**Aim of the task**
Carry none of the pictures over; set down the material below exactly.

**Record set**
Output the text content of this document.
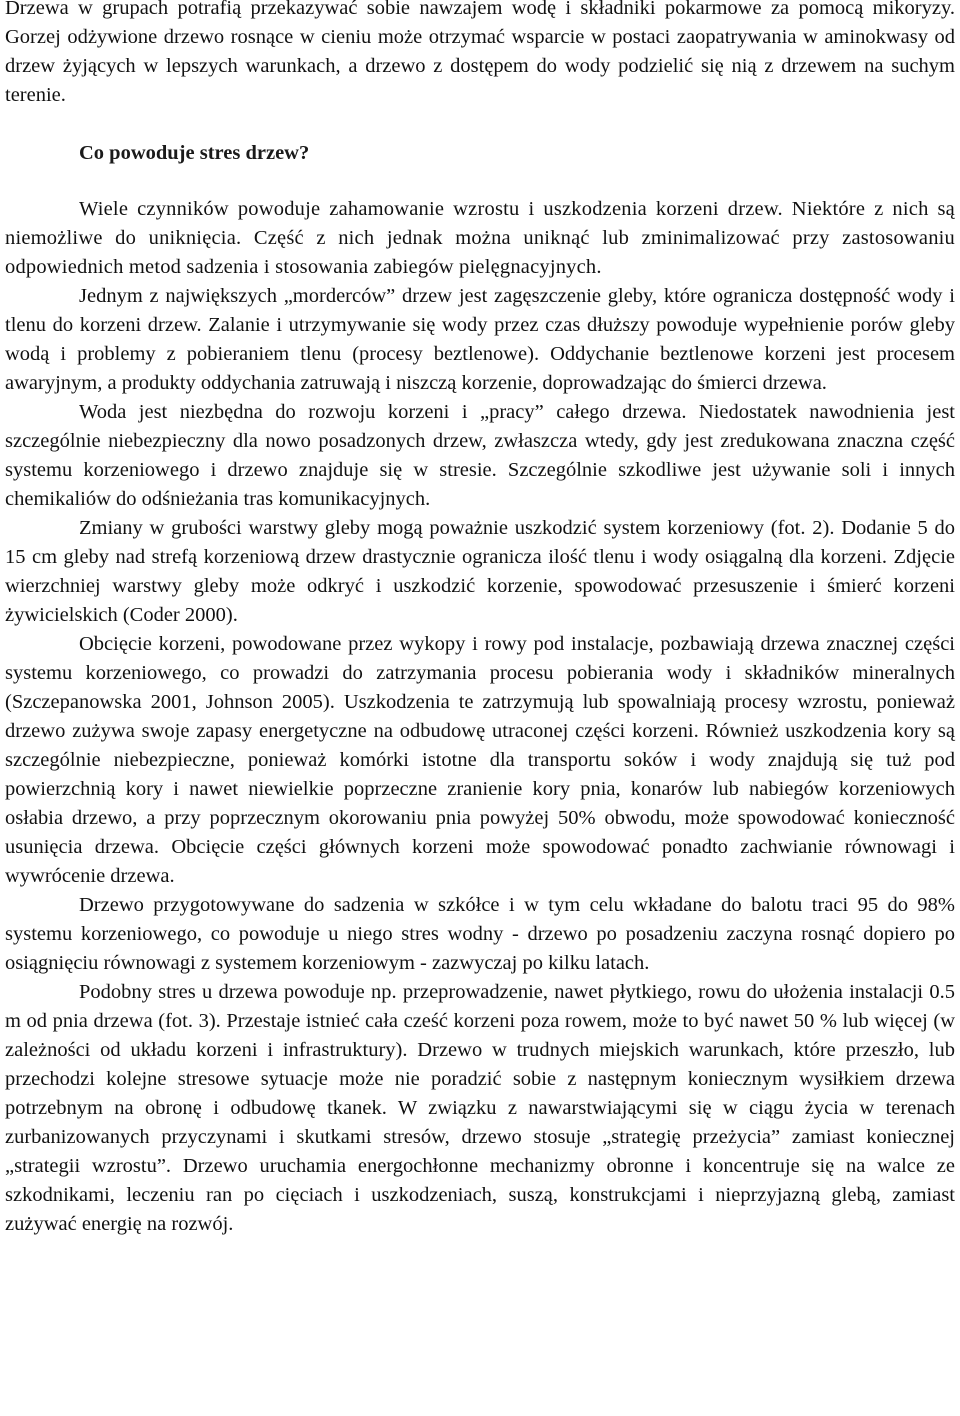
Drzewa w grupach potrafią przekazywać sobie nawzajem wodę i składniki pokarmowe za pomocą mikoryzy. Gorzej odżywione drzewo rosnące w cieniu może otrzymać wsparcie w postaci zaopatrywania w aminokwasy od drzew żyjących w lepszych warunkach, a drzewo z dostępem do wody podzielić się nią z drzewem na suchym terenie.

Co powoduje stres drzew?

Wiele czynników powoduje zahamowanie wzrostu i uszkodzenia korzeni drzew. Niektóre z nich są niemożliwe do uniknięcia. Część z nich jednak można uniknąć lub zminimalizować przy zastosowaniu odpowiednich metod sadzenia i stosowania zabiegów pielęgnacyjnych.

Jednym z największych „morderców” drzew jest zagęszczenie gleby, które ogranicza dostępność wody i tlenu do korzeni drzew. Zalanie i utrzymywanie się wody przez czas dłuższy powoduje wypełnienie porów gleby wodą i problemy z pobieraniem tlenu (procesy beztlenowe). Oddychanie beztlenowe korzeni jest procesem awaryjnym, a produkty oddychania zatruwają i niszczą korzenie, doprowadzając do śmierci drzewa.

Woda jest niezbędna do rozwoju korzeni i „pracy” całego drzewa. Niedostatek nawodnienia jest szczególnie niebezpieczny dla nowo posadzonych drzew, zwłaszcza wtedy, gdy jest zredukowana znaczna część systemu korzeniowego i drzewo znajduje się w stresie. Szczególnie szkodliwe jest używanie soli i innych chemikaliów do odśnieżania tras komunikacyjnych.

Zmiany w grubości warstwy gleby mogą poważnie uszkodzić system korzeniowy (fot. 2). Dodanie 5 do 15 cm gleby nad strefą korzeniową drzew drastycznie ogranicza ilość tlenu i wody osiągalną dla korzeni. Zdjęcie wierzchniej warstwy gleby może odkryć i uszkodzić korzenie, spowodować przesuszenie i śmierć korzeni żywicielskich (Coder 2000).

Obcięcie korzeni, powodowane przez wykopy i rowy pod instalacje, pozbawiają drzewa znacznej części systemu korzeniowego, co prowadzi do zatrzymania procesu pobierania wody i składników mineralnych (Szczepanowska 2001, Johnson 2005). Uszkodzenia te zatrzymują lub spowalniają procesy wzrostu, ponieważ drzewo zużywa swoje zapasy energetyczne na odbudowę utraconej części korzeni. Również uszkodzenia kory są szczególnie niebezpieczne, ponieważ komórki istotne dla transportu soków i wody znajdują się tuż pod powierzchnią kory i nawet niewielkie poprzeczne zranienie kory pnia, konarów lub nabiegów korzeniowych osłabia drzewo, a przy poprzecznym okorowaniu pnia powyżej 50% obwodu, może spowodować konieczność usunięcia drzewa. Obcięcie części głównych korzeni może spowodować ponadto zachwianie równowagi i wywrócenie drzewa.

Drzewo przygotowywane do sadzenia w szkółce i w tym celu wkładane do balotu traci 95 do 98% systemu korzeniowego, co powoduje u niego stres wodny - drzewo po posadzeniu zaczyna rosnąć dopiero po osiągnięciu równowagi z systemem korzeniowym - zazwyczaj po kilku latach.

Podobny stres u drzewa powoduje np. przeprowadzenie, nawet płytkiego, rowu do ułożenia instalacji 0.5 m od pnia drzewa (fot. 3). Przestaje istnieć cała cześć korzeni poza rowem, może to być nawet 50 % lub więcej (w zależności od układu korzeni i infrastruktury). Drzewo w trudnych miejskich warunkach, które przeszło, lub przechodzi kolejne stresowe sytuacje może nie poradzić sobie z następnym koniecznym wysiłkiem drzewa potrzebnym na obronę i odbudowę tkanek. W związku z nawarstwiającymi się w ciągu życia w terenach zurbanizowanych przyczynami i skutkami stresów, drzewo stosuje „strategię przeżycia” zamiast koniecznej „strategii wzrostu”. Drzewo uruchamia energochłonne mechanizmy obronne i koncentruje się na walce ze szkodnikami, leczeniu ran po cięciach i uszkodzeniach, suszą, konstrukcjami i nieprzyjazną glebą, zamiast zużywać energię na rozwój.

**Correct result**
Output the text content of this document.
Drzewa w grupach potrafią przekazywać sobie nawzajem wodę i składniki pokarmowe za pomocą mikoryzy. Gorzej odżywione drzewo rosnące w cieniu może otrzymać wsparcie w postaci zaopatrywania w aminokwasy od drzew żyjących w lepszych warunkach, a drzewo z dostępem do wody podzielić się nią z drzewem na suchym terenie.

Co powoduje stres drzew?

Wiele czynników powoduje zahamowanie wzrostu i uszkodzenia korzeni drzew. Niektóre z nich są niemożliwe do uniknięcia. Część z nich jednak można uniknąć lub zminimalizować przy zastosowaniu odpowiednich metod sadzenia i stosowania zabiegów pielęgnacyjnych.

Jednym z największych „morderców” drzew jest zagęszczenie gleby, które ogranicza dostępność wody i tlenu do korzeni drzew. Zalanie i utrzymywanie się wody przez czas dłuższy powoduje wypełnienie porów gleby wodą i problemy z pobieraniem tlenu (procesy beztlenowe). Oddychanie beztlenowe korzeni jest procesem awaryjnym, a produkty oddychania zatruwają i niszczą korzenie, doprowadzając do śmierci drzewa.

Woda jest niezbędna do rozwoju korzeni i „pracy” całego drzewa. Niedostatek nawodnienia jest szczególnie niebezpieczny dla nowo posadzonych drzew, zwłaszcza wtedy, gdy jest zredukowana znaczna część systemu korzeniowego i drzewo znajduje się w stresie. Szczególnie szkodliwe jest używanie soli i innych chemikaliów do odśnieżania tras komunikacyjnych.

Zmiany w grubości warstwy gleby mogą poważnie uszkodzić system korzeniowy (fot. 2). Dodanie 5 do 15 cm gleby nad strefą korzeniową drzew drastycznie ogranicza ilość tlenu i wody osiągalną dla korzeni. Zdjęcie wierzchniej warstwy gleby może odkryć i uszkodzić korzenie, spowodować przesuszenie i śmierć korzeni żywicielskich (Coder 2000).

Obcięcie korzeni, powodowane przez wykopy i rowy pod instalacje, pozbawiają drzewa znacznej części systemu korzeniowego, co prowadzi do zatrzymania procesu pobierania wody i składników mineralnych (Szczepanowska 2001, Johnson 2005). Uszkodzenia te zatrzymują lub spowalniają procesy wzrostu, ponieważ drzewo zużywa swoje zapasy energetyczne na odbudowę utraconej części korzeni. Również uszkodzenia kory są szczególnie niebezpieczne, ponieważ komórki istotne dla transportu soków i wody znajdują się tuż pod powierzchnią kory i nawet niewielkie poprzeczne zranienie kory pnia, konarów lub nabiegów korzeniowych osłabia drzewo, a przy poprzecznym okorowaniu pnia powyżej 50% obwodu, może spowodować konieczność usunięcia drzewa. Obcięcie części głównych korzeni może spowodować ponadto zachwianie równowagi i wywrócenie drzewa.

Drzewo przygotowywane do sadzenia w szkółce i w tym celu wkładane do balotu traci 95 do 98% systemu korzeniowego, co powoduje u niego stres wodny - drzewo po posadzeniu zaczyna rosnąć dopiero po osiągnięciu równowagi z systemem korzeniowym - zazwyczaj po kilku latach.

Podobny stres u drzewa powoduje np. przeprowadzenie, nawet płytkiego, rowu do ułożenia instalacji 0.5 m od pnia drzewa (fot. 3). Przestaje istnieć cała cześć korzeni poza rowem, może to być nawet 50 % lub więcej (w zależności od układu korzeni i infrastruktury). Drzewo w trudnych miejskich warunkach, które przeszło, lub przechodzi kolejne stresowe sytuacje może nie poradzić sobie z następnym koniecznym wysiłkiem drzewa potrzebnym na obronę i odbudowę tkanek. W związku z nawarstwiającymi się w ciągu życia w terenach zurbanizowanych przyczynami i skutkami stresów, drzewo stosuje „strategię przeżycia” zamiast koniecznej „strategii wzrostu”. Drzewo uruchamia energochłonne mechanizmy obronne i koncentruje się na walce ze szkodnikami, leczeniu ran po cięciach i uszkodzeniach, suszą, konstrukcjami i nieprzyjazną glebą, zamiast zużywać energię na rozwój.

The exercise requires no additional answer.